Return verbatim every line of the data, from the first line up to and including the line that contains "view-statistics-button[interactable]: View statistics".
--- Record excerpts ---
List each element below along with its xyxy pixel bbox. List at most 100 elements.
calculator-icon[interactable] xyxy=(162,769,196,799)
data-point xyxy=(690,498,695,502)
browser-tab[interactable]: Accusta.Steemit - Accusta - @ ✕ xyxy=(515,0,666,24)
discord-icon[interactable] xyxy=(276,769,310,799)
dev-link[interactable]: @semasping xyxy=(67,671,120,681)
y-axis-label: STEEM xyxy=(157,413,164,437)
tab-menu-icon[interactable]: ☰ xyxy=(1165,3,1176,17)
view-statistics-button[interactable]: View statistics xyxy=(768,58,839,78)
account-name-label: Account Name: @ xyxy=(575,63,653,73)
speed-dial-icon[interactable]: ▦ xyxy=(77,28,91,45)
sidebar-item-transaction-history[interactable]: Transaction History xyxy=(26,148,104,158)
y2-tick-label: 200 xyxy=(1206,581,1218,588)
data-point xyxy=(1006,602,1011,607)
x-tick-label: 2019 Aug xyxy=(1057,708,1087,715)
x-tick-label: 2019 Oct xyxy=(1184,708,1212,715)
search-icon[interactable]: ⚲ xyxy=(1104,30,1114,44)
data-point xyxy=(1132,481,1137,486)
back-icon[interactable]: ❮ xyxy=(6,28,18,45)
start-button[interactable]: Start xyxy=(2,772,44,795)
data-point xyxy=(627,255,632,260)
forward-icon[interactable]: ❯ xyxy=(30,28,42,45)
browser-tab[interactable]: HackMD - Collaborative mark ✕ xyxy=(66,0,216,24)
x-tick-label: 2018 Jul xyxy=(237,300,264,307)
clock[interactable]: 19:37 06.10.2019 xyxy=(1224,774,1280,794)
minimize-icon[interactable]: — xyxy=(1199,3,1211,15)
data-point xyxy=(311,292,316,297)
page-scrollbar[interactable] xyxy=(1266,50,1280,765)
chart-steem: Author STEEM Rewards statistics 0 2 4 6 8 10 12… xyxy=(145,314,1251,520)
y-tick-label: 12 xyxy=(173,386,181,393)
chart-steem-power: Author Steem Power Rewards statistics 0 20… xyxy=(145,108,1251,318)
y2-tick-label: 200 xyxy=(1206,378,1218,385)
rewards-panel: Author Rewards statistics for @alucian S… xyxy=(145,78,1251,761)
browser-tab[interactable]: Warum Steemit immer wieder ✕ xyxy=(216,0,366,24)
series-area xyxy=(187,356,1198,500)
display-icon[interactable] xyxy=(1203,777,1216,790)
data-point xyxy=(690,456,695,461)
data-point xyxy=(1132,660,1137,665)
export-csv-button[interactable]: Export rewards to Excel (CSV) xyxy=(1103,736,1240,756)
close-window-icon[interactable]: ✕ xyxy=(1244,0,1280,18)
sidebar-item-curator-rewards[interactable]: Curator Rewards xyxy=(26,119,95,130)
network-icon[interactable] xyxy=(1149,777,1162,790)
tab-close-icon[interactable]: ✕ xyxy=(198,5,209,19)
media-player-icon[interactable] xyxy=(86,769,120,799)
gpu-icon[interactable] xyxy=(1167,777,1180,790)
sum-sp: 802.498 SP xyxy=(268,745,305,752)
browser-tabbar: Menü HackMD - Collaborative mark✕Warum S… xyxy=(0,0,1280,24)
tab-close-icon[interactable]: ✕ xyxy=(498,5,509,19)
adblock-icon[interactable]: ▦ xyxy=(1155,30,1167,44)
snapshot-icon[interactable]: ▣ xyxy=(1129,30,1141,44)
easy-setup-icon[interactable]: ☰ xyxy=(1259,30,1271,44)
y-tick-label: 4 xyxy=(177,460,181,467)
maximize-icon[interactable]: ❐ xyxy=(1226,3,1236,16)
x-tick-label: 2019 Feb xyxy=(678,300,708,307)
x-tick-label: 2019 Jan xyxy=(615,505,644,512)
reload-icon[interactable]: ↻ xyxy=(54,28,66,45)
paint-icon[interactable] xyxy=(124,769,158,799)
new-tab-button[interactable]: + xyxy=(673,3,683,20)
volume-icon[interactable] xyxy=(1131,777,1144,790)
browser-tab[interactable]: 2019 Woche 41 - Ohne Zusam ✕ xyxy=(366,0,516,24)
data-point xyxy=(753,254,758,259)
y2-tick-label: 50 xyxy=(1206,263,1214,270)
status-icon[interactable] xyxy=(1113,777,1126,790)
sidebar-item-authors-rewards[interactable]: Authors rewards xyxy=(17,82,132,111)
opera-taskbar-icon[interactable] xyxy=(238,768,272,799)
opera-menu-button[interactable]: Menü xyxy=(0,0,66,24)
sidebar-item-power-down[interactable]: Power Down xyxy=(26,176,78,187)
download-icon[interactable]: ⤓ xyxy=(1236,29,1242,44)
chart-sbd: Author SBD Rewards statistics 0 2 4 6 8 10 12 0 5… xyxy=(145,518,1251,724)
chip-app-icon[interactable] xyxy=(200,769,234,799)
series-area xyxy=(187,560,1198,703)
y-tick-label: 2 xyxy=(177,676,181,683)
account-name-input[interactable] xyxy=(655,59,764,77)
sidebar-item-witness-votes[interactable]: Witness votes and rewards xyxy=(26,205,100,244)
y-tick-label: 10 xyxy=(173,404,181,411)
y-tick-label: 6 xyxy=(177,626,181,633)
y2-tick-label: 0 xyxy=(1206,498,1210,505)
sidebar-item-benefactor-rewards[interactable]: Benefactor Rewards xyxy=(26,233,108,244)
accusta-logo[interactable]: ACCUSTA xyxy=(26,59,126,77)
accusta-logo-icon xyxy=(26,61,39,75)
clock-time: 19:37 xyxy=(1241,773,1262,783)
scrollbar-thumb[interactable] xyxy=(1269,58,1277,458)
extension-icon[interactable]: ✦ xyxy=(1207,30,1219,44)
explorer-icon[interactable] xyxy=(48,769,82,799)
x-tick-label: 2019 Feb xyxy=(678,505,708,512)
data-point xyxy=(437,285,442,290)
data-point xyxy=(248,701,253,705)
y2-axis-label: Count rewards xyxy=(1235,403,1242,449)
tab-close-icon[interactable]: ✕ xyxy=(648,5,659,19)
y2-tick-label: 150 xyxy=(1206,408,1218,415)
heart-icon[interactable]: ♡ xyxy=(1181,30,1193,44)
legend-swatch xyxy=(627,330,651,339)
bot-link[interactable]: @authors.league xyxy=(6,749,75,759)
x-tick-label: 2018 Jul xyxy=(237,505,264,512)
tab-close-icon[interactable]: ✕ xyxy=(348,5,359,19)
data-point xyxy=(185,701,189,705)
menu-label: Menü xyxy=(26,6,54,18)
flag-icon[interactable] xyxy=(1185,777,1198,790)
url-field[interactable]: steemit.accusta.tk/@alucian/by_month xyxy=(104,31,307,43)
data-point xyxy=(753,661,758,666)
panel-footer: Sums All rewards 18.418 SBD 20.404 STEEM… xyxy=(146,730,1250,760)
---
- **Expected answer**
List each element below along with its xyxy pixel bbox. List at most 100 elements.
calculator-icon[interactable] xyxy=(162,769,196,799)
data-point xyxy=(690,498,695,502)
browser-tab[interactable]: Accusta.Steemit - Accusta - @ ✕ xyxy=(515,0,666,24)
discord-icon[interactable] xyxy=(276,769,310,799)
dev-link[interactable]: @semasping xyxy=(67,671,120,681)
y-axis-label: STEEM xyxy=(157,413,164,437)
tab-menu-icon[interactable]: ☰ xyxy=(1165,3,1176,17)
view-statistics-button[interactable]: View statistics xyxy=(768,58,839,78)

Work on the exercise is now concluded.